Count the lines in the records below that contain the string "本科和硕士毕业于北京交通大学交通运输专业", with case counting, and reply with only that number.

## BEGIN

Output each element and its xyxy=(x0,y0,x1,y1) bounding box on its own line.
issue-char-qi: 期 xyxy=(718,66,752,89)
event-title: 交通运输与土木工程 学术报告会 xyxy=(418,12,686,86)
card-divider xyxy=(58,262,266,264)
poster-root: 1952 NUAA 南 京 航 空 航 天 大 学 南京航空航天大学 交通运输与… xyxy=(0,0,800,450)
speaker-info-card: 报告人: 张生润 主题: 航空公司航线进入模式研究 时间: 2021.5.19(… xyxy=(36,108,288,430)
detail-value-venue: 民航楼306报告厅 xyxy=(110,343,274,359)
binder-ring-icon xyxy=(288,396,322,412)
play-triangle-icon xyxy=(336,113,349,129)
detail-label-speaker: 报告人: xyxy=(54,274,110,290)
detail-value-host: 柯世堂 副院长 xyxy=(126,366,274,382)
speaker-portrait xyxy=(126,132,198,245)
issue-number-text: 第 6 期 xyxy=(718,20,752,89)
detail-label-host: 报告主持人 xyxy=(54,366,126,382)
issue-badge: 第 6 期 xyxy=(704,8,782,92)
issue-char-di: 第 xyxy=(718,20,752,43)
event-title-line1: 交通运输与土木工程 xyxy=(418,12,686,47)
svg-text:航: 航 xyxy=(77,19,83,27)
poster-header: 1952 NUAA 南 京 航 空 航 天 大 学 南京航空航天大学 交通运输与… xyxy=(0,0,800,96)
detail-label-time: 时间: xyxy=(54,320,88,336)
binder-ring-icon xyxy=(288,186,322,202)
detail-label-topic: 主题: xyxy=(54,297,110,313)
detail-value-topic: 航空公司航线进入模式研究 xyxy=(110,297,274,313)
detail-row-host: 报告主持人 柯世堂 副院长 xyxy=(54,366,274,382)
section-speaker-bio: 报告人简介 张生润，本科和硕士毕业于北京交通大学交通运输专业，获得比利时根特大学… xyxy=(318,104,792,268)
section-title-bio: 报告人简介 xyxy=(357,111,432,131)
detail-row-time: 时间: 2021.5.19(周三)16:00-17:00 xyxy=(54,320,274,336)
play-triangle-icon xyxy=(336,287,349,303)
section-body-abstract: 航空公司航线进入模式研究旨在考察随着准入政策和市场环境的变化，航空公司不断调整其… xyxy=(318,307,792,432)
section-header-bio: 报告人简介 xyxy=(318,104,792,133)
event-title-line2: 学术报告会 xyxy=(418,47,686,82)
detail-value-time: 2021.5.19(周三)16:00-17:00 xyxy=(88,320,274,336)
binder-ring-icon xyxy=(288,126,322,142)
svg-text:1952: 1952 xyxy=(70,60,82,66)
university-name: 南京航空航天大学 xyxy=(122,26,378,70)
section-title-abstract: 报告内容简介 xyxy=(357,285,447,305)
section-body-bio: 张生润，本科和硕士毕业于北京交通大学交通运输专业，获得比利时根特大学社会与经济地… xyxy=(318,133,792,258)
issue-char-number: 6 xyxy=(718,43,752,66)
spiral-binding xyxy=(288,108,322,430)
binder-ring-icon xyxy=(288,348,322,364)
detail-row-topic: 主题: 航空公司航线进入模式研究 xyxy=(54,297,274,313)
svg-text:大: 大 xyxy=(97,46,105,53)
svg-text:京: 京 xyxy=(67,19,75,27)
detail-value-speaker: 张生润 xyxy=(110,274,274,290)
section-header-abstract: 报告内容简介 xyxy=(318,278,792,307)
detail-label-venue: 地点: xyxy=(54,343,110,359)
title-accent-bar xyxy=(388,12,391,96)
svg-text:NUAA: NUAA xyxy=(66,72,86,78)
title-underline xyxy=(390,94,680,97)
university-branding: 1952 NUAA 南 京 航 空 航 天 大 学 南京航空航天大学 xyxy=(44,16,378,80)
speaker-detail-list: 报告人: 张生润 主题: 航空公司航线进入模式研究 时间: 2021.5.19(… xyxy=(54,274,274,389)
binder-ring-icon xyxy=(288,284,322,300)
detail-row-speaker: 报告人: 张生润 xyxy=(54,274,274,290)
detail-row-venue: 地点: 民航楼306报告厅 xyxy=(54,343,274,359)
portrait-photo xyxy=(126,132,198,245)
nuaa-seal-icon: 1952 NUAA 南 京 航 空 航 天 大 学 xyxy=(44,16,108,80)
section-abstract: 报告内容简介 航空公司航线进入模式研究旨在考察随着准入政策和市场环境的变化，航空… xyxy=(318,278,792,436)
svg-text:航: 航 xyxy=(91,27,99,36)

## END

*EXERCISE ANSWER:* 2